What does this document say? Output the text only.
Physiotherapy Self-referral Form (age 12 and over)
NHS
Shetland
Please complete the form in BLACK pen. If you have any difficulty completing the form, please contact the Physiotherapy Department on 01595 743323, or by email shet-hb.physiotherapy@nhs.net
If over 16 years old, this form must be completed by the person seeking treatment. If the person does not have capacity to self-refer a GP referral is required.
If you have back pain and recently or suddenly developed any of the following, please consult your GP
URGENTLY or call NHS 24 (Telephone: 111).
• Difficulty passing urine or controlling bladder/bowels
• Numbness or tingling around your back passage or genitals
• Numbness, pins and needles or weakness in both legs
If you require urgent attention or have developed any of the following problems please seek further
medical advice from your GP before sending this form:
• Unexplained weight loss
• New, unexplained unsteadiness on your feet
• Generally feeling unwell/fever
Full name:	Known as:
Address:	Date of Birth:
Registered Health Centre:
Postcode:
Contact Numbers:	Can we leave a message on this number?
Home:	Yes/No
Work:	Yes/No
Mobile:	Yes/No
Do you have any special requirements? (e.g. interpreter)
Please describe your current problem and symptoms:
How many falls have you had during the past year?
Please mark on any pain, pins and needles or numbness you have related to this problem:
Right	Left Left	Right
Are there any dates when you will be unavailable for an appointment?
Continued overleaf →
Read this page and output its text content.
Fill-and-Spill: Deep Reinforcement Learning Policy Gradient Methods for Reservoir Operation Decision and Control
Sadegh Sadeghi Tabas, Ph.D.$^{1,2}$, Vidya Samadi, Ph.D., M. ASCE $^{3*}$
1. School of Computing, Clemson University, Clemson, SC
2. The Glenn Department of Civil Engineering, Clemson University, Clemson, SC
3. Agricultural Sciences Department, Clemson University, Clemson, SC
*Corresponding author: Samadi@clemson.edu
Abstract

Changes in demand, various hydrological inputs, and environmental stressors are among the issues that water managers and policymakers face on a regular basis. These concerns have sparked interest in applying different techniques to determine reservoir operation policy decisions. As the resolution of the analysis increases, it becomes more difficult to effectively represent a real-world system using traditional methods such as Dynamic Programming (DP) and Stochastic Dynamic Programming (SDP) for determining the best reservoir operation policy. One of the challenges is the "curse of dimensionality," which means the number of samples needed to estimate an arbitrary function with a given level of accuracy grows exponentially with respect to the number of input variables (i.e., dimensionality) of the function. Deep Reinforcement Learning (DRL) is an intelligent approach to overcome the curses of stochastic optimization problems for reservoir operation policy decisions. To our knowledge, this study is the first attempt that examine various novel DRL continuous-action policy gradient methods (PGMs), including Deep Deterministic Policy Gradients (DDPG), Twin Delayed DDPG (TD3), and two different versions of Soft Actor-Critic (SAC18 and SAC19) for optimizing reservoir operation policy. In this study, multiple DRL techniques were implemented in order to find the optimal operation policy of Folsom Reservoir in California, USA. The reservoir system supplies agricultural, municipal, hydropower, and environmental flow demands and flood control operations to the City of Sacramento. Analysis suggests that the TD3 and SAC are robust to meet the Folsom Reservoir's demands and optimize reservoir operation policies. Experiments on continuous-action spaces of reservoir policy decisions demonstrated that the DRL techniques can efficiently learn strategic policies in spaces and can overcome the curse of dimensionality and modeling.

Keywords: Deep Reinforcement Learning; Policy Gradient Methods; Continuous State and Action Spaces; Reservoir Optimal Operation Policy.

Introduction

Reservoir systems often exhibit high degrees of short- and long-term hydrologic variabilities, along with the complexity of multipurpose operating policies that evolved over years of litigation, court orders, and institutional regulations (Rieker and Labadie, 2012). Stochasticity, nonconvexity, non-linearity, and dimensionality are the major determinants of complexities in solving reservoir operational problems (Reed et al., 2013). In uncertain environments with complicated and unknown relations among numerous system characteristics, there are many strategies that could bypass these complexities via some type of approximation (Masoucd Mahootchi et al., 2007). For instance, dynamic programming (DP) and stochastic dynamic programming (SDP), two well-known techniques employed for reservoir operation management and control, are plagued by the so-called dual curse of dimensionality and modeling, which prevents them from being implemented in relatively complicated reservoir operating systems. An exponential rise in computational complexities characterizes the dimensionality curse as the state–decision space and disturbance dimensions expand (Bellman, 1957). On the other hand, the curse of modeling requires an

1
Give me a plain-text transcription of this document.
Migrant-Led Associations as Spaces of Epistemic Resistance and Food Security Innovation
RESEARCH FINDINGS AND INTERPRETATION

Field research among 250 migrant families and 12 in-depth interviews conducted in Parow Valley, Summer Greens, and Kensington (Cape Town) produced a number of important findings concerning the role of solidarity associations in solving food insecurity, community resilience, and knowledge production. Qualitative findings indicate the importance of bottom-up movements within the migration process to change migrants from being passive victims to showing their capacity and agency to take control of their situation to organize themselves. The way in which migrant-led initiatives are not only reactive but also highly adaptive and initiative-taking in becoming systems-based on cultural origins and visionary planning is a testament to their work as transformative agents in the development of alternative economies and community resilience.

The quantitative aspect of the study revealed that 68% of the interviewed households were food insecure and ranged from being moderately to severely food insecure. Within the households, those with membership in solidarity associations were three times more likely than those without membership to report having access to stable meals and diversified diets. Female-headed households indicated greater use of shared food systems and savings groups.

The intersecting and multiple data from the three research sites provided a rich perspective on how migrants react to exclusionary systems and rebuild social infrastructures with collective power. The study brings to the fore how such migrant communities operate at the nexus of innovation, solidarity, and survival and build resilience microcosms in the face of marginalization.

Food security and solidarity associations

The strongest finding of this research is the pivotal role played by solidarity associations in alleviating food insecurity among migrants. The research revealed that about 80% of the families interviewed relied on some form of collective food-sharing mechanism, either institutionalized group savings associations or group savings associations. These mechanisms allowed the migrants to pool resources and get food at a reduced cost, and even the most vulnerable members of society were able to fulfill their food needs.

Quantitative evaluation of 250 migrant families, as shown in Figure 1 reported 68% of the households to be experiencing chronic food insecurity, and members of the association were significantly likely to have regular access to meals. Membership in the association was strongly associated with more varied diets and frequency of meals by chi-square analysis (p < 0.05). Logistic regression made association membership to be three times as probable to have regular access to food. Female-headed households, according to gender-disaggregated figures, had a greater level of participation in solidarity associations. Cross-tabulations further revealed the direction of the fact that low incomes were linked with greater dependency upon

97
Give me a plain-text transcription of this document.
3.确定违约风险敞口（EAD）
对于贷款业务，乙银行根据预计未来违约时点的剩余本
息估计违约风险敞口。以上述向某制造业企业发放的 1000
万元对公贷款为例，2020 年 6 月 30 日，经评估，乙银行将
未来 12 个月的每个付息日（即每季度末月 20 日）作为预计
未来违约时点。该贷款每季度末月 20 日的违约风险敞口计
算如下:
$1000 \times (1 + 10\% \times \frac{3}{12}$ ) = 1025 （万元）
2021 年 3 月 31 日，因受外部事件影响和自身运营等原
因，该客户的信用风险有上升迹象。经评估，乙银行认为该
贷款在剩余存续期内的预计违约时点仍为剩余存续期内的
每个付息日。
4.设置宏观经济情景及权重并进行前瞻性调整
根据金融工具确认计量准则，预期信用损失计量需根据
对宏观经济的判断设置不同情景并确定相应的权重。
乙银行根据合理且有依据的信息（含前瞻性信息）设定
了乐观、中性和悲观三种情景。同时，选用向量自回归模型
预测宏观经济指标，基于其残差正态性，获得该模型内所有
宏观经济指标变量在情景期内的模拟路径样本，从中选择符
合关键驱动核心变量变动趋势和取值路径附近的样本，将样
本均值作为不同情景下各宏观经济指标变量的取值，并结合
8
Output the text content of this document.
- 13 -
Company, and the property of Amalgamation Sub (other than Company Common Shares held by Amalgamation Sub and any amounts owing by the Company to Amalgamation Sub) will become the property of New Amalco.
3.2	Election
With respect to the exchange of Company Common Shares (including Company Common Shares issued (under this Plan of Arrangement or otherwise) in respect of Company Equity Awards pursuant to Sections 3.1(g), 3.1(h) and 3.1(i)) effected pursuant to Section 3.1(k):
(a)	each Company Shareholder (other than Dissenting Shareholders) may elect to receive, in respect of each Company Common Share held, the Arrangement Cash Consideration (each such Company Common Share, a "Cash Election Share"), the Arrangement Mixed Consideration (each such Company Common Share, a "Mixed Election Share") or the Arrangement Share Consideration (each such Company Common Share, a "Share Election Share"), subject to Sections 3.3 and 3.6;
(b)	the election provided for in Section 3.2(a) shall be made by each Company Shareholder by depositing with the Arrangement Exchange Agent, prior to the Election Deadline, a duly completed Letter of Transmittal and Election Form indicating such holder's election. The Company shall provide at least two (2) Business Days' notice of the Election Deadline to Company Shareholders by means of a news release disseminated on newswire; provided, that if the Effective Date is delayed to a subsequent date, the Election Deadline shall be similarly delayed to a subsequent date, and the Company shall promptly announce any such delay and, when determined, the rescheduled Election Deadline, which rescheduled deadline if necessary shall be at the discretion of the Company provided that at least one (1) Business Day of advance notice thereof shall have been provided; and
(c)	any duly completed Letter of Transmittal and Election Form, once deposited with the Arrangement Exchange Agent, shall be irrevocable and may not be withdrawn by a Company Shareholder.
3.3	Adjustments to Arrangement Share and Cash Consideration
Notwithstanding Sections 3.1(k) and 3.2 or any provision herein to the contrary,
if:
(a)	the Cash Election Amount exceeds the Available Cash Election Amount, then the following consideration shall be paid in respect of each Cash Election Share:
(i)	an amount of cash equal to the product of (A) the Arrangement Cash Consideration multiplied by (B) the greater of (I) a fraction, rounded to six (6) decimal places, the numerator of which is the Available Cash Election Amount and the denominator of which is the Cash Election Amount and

- - - -

_TASK BRIEF_
Read the entries and select each line where the word "University" is found.

_CORRECT ANSWER_
1. School of Computing, Clemson University, Clemson, SC
2. The Glenn Department of Civil Engineering, Clemson University, Clemson, SC
3. Agricultural Sciences Department, Clemson University, Clemson, SC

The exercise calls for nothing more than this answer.